Locate each line containing the string "states" and copy it out.

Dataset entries
start

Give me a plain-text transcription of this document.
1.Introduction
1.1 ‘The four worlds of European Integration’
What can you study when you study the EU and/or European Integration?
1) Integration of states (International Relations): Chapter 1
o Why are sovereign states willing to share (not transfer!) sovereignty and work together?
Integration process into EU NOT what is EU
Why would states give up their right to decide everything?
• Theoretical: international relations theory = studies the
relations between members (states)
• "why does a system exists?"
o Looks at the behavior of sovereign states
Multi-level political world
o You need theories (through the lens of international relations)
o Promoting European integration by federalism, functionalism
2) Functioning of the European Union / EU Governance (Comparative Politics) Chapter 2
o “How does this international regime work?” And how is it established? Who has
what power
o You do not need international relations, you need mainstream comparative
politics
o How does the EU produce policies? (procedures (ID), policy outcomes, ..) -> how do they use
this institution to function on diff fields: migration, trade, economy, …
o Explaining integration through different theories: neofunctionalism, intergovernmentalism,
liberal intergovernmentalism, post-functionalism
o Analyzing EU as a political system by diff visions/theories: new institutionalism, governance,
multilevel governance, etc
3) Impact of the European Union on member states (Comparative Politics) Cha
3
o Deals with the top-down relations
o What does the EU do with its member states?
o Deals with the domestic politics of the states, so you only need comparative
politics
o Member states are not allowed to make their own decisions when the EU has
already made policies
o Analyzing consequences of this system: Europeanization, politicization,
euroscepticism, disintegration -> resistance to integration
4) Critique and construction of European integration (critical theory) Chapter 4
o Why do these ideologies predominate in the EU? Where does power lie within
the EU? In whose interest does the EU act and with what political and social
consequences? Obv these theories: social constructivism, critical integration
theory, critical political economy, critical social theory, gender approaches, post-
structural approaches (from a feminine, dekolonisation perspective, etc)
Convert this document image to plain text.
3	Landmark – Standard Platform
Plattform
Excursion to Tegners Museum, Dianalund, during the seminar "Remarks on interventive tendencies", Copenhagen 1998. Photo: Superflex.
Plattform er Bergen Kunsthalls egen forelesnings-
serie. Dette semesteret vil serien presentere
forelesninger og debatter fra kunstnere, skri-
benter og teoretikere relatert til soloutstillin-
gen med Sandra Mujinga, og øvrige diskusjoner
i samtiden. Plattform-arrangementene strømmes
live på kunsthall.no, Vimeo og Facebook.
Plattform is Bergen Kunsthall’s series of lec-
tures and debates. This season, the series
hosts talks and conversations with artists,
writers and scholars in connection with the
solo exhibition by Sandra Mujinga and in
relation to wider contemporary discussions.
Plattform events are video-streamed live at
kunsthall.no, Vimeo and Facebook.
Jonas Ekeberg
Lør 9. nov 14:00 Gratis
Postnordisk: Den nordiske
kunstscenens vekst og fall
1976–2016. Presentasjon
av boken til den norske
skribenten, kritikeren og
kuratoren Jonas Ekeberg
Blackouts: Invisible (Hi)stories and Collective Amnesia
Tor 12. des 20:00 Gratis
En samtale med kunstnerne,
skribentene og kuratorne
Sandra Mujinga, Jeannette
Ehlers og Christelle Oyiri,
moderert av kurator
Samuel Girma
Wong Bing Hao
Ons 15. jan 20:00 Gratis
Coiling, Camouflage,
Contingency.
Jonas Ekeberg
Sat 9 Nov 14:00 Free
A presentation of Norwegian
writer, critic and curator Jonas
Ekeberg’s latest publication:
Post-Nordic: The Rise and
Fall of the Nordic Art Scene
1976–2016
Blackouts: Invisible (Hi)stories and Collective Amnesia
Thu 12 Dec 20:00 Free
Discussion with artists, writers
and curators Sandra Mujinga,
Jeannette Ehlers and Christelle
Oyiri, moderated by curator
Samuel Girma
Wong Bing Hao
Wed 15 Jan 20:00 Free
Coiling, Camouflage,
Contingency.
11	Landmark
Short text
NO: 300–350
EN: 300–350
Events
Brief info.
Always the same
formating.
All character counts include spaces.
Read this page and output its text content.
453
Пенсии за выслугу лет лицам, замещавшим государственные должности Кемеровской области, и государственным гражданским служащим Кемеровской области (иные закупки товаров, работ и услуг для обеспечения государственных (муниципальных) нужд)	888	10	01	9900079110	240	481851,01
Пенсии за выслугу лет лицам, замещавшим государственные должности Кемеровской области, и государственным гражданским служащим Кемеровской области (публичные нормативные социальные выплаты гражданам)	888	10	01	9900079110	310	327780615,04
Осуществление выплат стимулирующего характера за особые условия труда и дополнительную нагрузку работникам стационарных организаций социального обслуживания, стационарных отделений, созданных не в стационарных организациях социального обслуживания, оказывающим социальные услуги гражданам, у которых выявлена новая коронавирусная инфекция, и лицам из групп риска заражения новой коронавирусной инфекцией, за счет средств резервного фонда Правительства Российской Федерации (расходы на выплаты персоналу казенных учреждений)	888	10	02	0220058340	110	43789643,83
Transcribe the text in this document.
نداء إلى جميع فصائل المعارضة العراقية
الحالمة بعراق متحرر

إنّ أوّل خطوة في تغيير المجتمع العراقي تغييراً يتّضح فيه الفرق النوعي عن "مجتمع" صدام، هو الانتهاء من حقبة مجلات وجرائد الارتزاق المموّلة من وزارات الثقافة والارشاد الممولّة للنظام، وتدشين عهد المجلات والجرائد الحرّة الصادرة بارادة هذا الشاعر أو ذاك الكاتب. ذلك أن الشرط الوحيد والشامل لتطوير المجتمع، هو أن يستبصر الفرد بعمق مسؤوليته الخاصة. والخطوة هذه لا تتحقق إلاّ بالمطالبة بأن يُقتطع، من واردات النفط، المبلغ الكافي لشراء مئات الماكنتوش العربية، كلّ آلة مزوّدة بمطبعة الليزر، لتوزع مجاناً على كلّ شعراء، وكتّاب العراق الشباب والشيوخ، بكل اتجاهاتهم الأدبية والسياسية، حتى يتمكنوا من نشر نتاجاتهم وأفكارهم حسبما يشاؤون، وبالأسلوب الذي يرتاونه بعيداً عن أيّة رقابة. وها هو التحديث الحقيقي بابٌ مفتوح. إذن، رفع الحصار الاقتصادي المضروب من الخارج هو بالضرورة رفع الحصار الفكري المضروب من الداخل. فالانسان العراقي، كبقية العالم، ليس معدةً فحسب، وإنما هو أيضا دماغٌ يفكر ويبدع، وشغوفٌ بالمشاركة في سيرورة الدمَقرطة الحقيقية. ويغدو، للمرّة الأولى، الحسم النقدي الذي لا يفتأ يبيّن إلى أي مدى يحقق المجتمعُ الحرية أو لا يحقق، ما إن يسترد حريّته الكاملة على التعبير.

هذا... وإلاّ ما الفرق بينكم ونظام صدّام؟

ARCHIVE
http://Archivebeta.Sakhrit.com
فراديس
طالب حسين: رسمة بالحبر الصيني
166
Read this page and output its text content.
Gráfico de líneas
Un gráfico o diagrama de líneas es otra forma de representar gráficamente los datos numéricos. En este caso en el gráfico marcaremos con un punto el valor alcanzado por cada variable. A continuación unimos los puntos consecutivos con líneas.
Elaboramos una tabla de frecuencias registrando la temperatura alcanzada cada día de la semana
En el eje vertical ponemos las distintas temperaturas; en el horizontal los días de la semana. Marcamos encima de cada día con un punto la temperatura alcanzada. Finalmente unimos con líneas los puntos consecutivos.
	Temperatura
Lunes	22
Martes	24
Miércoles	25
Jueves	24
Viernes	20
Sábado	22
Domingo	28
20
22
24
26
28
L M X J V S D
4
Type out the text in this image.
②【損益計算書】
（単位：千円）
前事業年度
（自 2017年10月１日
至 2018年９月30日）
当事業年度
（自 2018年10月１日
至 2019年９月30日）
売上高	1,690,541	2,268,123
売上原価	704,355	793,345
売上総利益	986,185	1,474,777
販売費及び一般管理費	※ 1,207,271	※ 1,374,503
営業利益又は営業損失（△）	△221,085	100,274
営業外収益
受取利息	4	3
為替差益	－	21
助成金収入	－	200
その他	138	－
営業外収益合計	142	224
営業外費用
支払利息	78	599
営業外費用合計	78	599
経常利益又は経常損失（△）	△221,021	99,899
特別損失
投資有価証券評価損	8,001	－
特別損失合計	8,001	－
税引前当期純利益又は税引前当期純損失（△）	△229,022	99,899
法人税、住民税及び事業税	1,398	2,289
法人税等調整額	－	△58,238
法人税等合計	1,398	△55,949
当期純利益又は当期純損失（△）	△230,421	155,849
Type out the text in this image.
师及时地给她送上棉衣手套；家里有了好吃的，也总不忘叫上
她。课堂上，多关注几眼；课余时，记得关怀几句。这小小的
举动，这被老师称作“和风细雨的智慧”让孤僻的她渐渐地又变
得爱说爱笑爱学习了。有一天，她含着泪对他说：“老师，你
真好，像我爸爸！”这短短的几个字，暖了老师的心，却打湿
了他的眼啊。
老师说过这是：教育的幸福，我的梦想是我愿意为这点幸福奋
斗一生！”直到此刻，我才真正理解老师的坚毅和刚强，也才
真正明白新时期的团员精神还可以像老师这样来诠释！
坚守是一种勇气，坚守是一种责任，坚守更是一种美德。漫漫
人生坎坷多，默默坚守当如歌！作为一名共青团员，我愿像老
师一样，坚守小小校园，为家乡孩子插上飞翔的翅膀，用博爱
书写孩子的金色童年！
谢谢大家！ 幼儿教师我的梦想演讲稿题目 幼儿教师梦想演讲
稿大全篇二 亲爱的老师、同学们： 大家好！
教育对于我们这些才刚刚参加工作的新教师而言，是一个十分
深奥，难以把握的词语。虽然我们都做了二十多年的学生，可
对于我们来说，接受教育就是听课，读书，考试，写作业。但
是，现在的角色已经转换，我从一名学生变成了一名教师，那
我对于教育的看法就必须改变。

end

Task output
1) Integration of states (International Relations): Chapter 1
o Why are sovereign states willing to share (not transfer!) sovereignty and work together?
Why would states give up their right to decide everything?
relations between members (states)
o Looks at the behavior of sovereign states
3) Impact of the European Union on member states (Comparative Politics) Cha
o What does the EU do with its member states?
o Deals with the domestic politics of the states, so you only need comparative
o Member states are not allowed to make their own decisions when the EU has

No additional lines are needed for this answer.